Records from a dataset
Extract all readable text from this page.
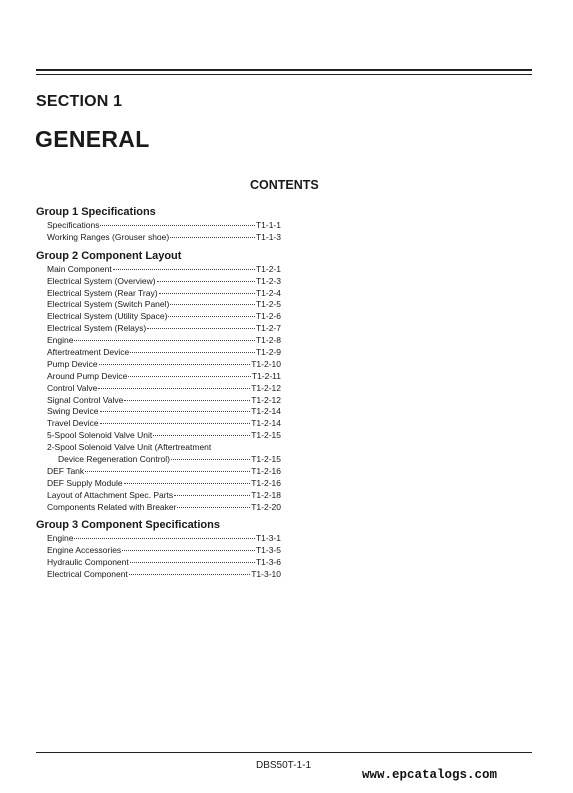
SECTION 1
GENERAL
CONTENTS
Group 1 Specifications
Specifications	T1-1-1
Working Ranges (Grouser shoe)	T1-1-3
Group 2 Component Layout
Main Component	T1-2-1
Electrical System (Overview)	T1-2-3
Electrical System (Rear Tray)	T1-2-4
Electrical System (Switch Panel)	T1-2-5
Electrical System (Utility Space)	T1-2-6
Electrical System (Relays)	T1-2-7
Engine	T1-2-8
Aftertreatment Device	T1-2-9
Pump Device	T1-2-10
Around Pump Device	T1-2-11
Control Valve	T1-2-12
Signal Control Valve	T1-2-12
Swing Device	T1-2-14
Travel Device	T1-2-14
5-Spool Solenoid Valve Unit	T1-2-15
2-Spool Solenoid Valve Unit (Aftertreatment
Device Regeneration Control)	T1-2-15
DEF Tank	T1-2-16
DEF Supply Module	T1-2-16
Layout of Attachment Spec. Parts	T1-2-18
Components Related with Breaker	T1-2-20
Group 3 Component Specifications
Engine	T1-3-1
Engine Accessories	T1-3-5
Hydraulic Component	T1-3-6
Electrical Component	T1-3-10
DBS50T-1-1
www.epcatalogs.com
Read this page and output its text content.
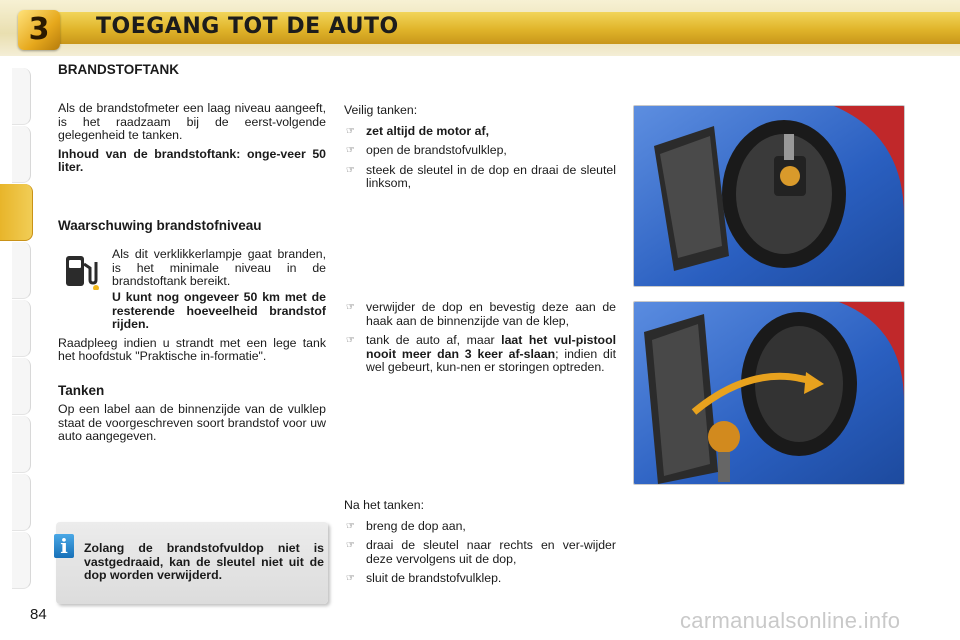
3	TOEGANG TOT DE AUTO
BRANDSTOFTANK

Als de brandstofmeter een laag niveau aangeeft, is het raadzaam bij de eerst-volgende gelegenheid te tanken.

Inhoud van de brandstoftank: onge-veer 50 liter.

Waarschuwing brandstofniveau

Als dit verklikkerlampje gaat branden, is het minimale niveau in de brandstoftank bereikt.

U kunt nog ongeveer 50 km met de resterende hoeveelheid brandstof rijden.

Raadpleeg indien u strandt met een lege tank het hoofdstuk "Praktische in-formatie".

Tanken

Op een label aan de binnenzijde van de vulklep staat de voorgeschreven soort brandstof voor uw auto aangegeven.

Veilig tanken:

☞ zet altijd de motor af,
☞ open de brandstofvulklep,
☞ steek de sleutel in de dop en draai de sleutel linksom,
☞ verwijder de dop en bevestig deze aan de haak aan de binnenzijde van de klep,
☞ tank de auto af, maar laat het vul-pistool nooit meer dan 3 keer af-slaan; indien dit wel gebeurt, kun-nen er storingen optreden.

Na het tanken:

☞ breng de dop aan,
☞ draai de sleutel naar rechts en ver-wijder deze vervolgens uit de dop,
☞ sluit de brandstofvulklep.
i	Zolang de brandstofvuldop niet is vastgedraaid, kan de sleutel niet uit de dop worden verwijderd.
84	carmanualsonline.info
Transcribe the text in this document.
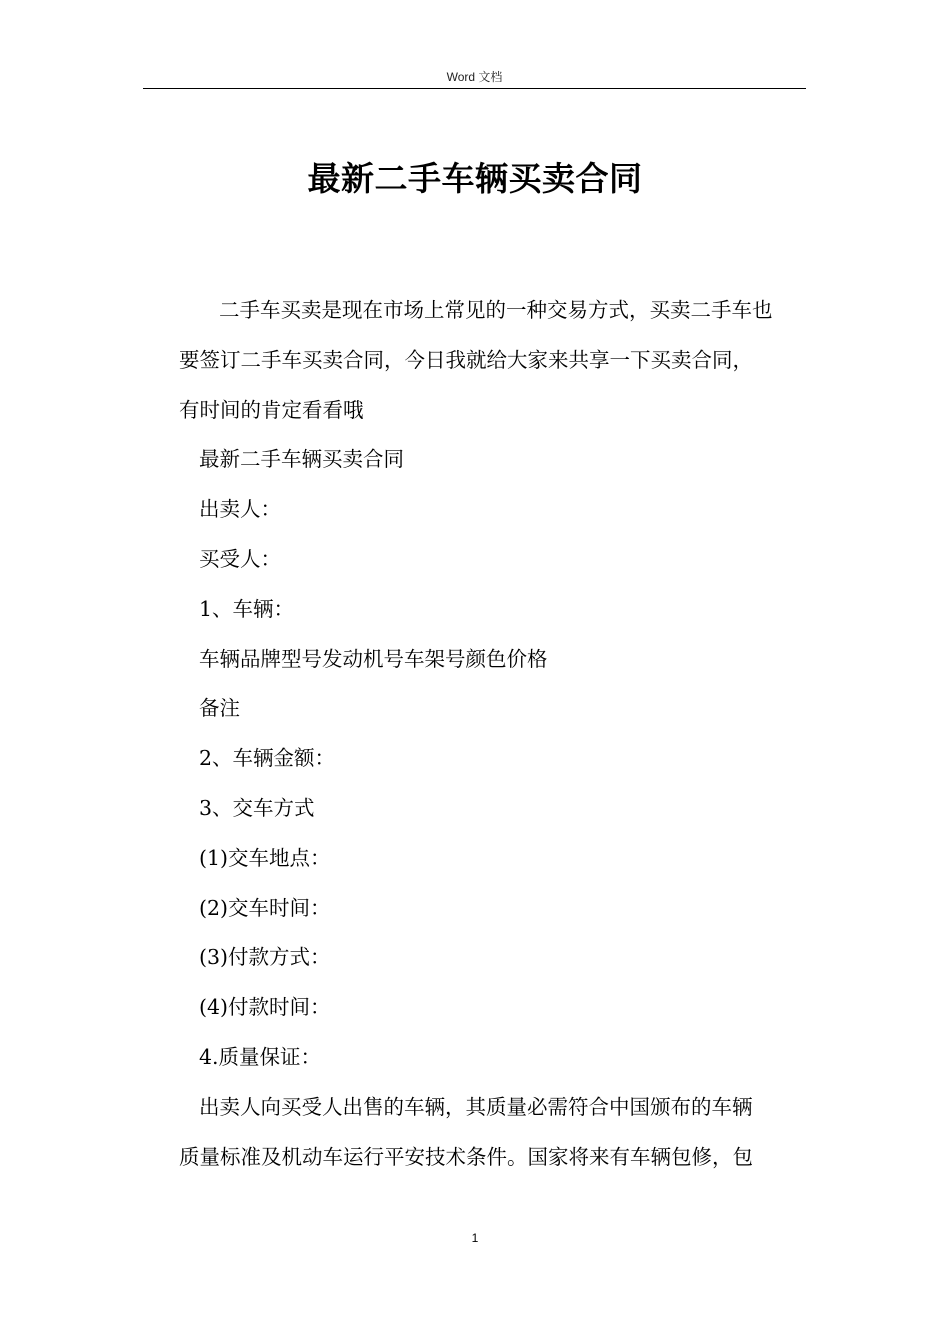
Word 文档
最新二手车辆买卖合同
二手车买卖是现在市场上常见的一种交易方式，买卖二手车也
要签订二手车买卖合同，今日我就给大家来共享一下买卖合同，
有时间的肯定看看哦
最新二手车辆买卖合同
出卖人：
买受人：
1、车辆：
车辆品牌型号发动机号车架号颜色价格
备注
2、车辆金额：
3、交车方式
(1)交车地点：
(2)交车时间：
(3)付款方式：
(4)付款时间：
4.质量保证：
出卖人向买受人出售的车辆，其质量必需符合中国颁布的车辆
质量标准及机动车运行平安技术条件。国家将来有车辆包修，包
1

▶ [PROBLEM DESCRIPTION]:
Repeat the data exactly, without the pictures.

▶ [RESULT OF THE EXERCISE]:
Extract all readable text from this page.
SECTION 1
GENERAL
CONTENTS
Group 1 Specifications
Specifications	T1-1-1
Working Ranges (Grouser shoe)	T1-1-3
Group 2 Component Layout
Main Component	T1-2-1
Electrical System (Overview)	T1-2-3
Electrical System (Rear Tray)	T1-2-4
Electrical System (Switch Panel)	T1-2-5
Electrical System (Utility Space)	T1-2-6
Electrical System (Relays)	T1-2-7
Engine	T1-2-8
Aftertreatment Device	T1-2-9
Pump Device	T1-2-10
Around Pump Device	T1-2-11
Control Valve	T1-2-12
Signal Control Valve	T1-2-12
Swing Device	T1-2-14
Travel Device	T1-2-14
5-Spool Solenoid Valve Unit	T1-2-15
2-Spool Solenoid Valve Unit (Aftertreatment
Device Regeneration Control)	T1-2-15
DEF Tank	T1-2-16
DEF Supply Module	T1-2-16
Layout of Attachment Spec. Parts	T1-2-18
Components Related with Breaker	T1-2-20
Group 3 Component Specifications
Engine	T1-3-1
Engine Accessories	T1-3-5
Hydraulic Component	T1-3-6
Electrical Component	T1-3-10
DBS50T-1-1
www.epcatalogs.com
Read this page and output its text content.
3	TOEGANG TOT DE AUTO
BRANDSTOFTANK

Als de brandstofmeter een laag niveau aangeeft, is het raadzaam bij de eerst-volgende gelegenheid te tanken.

Inhoud van de brandstoftank: onge-veer 50 liter.

Waarschuwing brandstofniveau

Als dit verklikkerlampje gaat branden, is het minimale niveau in de brandstoftank bereikt.

U kunt nog ongeveer 50 km met de resterende hoeveelheid brandstof rijden.

Raadpleeg indien u strandt met een lege tank het hoofdstuk "Praktische in-formatie".

Tanken

Op een label aan de binnenzijde van de vulklep staat de voorgeschreven soort brandstof voor uw auto aangegeven.

Veilig tanken:

☞ zet altijd de motor af,
☞ open de brandstofvulklep,
☞ steek de sleutel in de dop en draai de sleutel linksom,
☞ verwijder de dop en bevestig deze aan de haak aan de binnenzijde van de klep,
☞ tank de auto af, maar laat het vul-pistool nooit meer dan 3 keer af-slaan; indien dit wel gebeurt, kun-nen er storingen optreden.

Na het tanken:

☞ breng de dop aan,
☞ draai de sleutel naar rechts en ver-wijder deze vervolgens uit de dop,
☞ sluit de brandstofvulklep.
i	Zolang de brandstofvuldop niet is vastgedraaid, kan de sleutel niet uit de dop worden verwijderd.
84	carmanualsonline.info
Transcribe the text in this document.
Word 文档
最新二手车辆买卖合同
二手车买卖是现在市场上常见的一种交易方式，买卖二手车也
要签订二手车买卖合同，今日我就给大家来共享一下买卖合同，
有时间的肯定看看哦
最新二手车辆买卖合同
出卖人：
买受人：
1、车辆：
车辆品牌型号发动机号车架号颜色价格
备注
2、车辆金额：
3、交车方式
(1)交车地点：
(2)交车时间：
(3)付款方式：
(4)付款时间：
4.质量保证：
出卖人向买受人出售的车辆，其质量必需符合中国颁布的车辆
质量标准及机动车运行平安技术条件。国家将来有车辆包修，包
1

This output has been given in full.